Given text
-- start --

Where else is Dell’s channel growth coming from?

We’re continuing to see the trend in partners who sell more lines of business generate better revenue versus partners who sell only one or two lines of business. Those numbers are a little bit better than last year. Revenues increased in Q1 by 5.6X versus 4.8X [year-over-year] for partners who sell three-plus lines of business compared to partners selling two lines of business. Then partner revenue increased to 10.7X in Q1, up from 8.3X [year over year] in terms of partners who sell three-plus lines of business versus partners who sell only one line of business. It makes sense. It’s nice to see that we are seeing partners figuring out how to knit together the capabilities of the portfolio and when they do, they see really nice results.

Dell Financial Services (DFS) is also growing -- 11 percent [year-over year]. We’re providing financing for about 2,000 partners globally. Those partners grow twice as fast with Dell versus those who don’t participate with DFS. All-in-all, fantastic quarter for channel partners.

Sixteen-percent channel growth in Q1 is huge, especially when total Dell Technologies revenue grew 3 percent in Q1. How come partner sales are so high?

Here’s my read on this. Although it’s not as quite as robust macro-economy as it was last year, we feel very clear that our customers are saying, ‘Hey I want to get smart. I have to figure out how to transform my business. I have to invest in this stuff, because if I don’t, somebody else is going to in my industry.’ We’ve been talking about this at Global Partner Summit for a while, but it’s a great time to be in the channel because the complexity associated with multi-clouds and different types of technologies like artificial intelligence and IoT – these things are complicated. We hear from customers and partners that this is not a question about ‘Should I invest in technology?’ It’s about ‘How should I do it? And I need someone to help me who either has a high level of customer intimacy or knows my business really well and I trust them.’ They need more help especially in these complex data center solutions that we’re seeing amazing growth around. The technology is getting more complicated. Where there’s complexity, there’s huge opportunity for our channel partners to help simplify and drive customers to the right solutions.

What does Dell have to improve on to make business better for your channel partners?

We are 100 percent focused on making sure our partners are satisfied with the solutions we bring. We just got our partner satisfaction surveys back and our numbers keep getting better, so that’s great. We still have a long way to go before we are the best in the eyes of our partners everywhere. We have more operational work to do and we’re making investments in self-service tools and automation. We’re very focused on that. There’s more that we can do about facilitating the ability to transact and engage across Dell Technologies. There’s a huge, untapped opportunity there and working hard on that. Now, as these technologies become more prevalent and customers are looking advise around them, we have some more work to do around enabling partners to figure out how to embrace, get really smart in these technologies and help them monetize them. Honestly, I spend a lot more time listening to our partners than I do to our competitors. We like what we’re seeing in the results. We’re going to keep on listening so we don’t become complacent -- that’s a big focus for us. We have to stay moving nimble, we have to stay innovative and we have to make sure we’re listening.

Speaking of cross selling Dell Technologies, how is momentum going for the new Dell Technologies Partner Program?

-- end --

Given material
-- start --

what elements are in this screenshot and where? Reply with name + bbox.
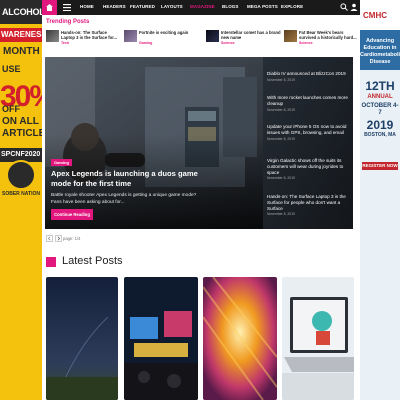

-- end --

Brief
Pick up the Dell channel interview after its last sentence and carry it forward. The lines are separate material, unrelated to the Dell channel interview.

Response to this exercise
The Dell Technologies Partner Program is crystalizing. We’re making some good progress in making it easier for our partners to buy across the portfolio. We added some SKUs for SecureWorks at the beginning of the year. In North America now, partners can buy, not exactly 100 percent of everything offered by our family of strategically aligned businesses, but a lot of it. That’s good. We need to make that true everywhere. We need to figure out how to bundle some of those things together like we are doing with VxRail and PSK, for example, or our Workspace One unified communications solution. All of that is evidence that we’re putting these things together and making it easier for partners to buy them.

HPE is cutting server prices in North America. Any concerns in terms of competitiveness?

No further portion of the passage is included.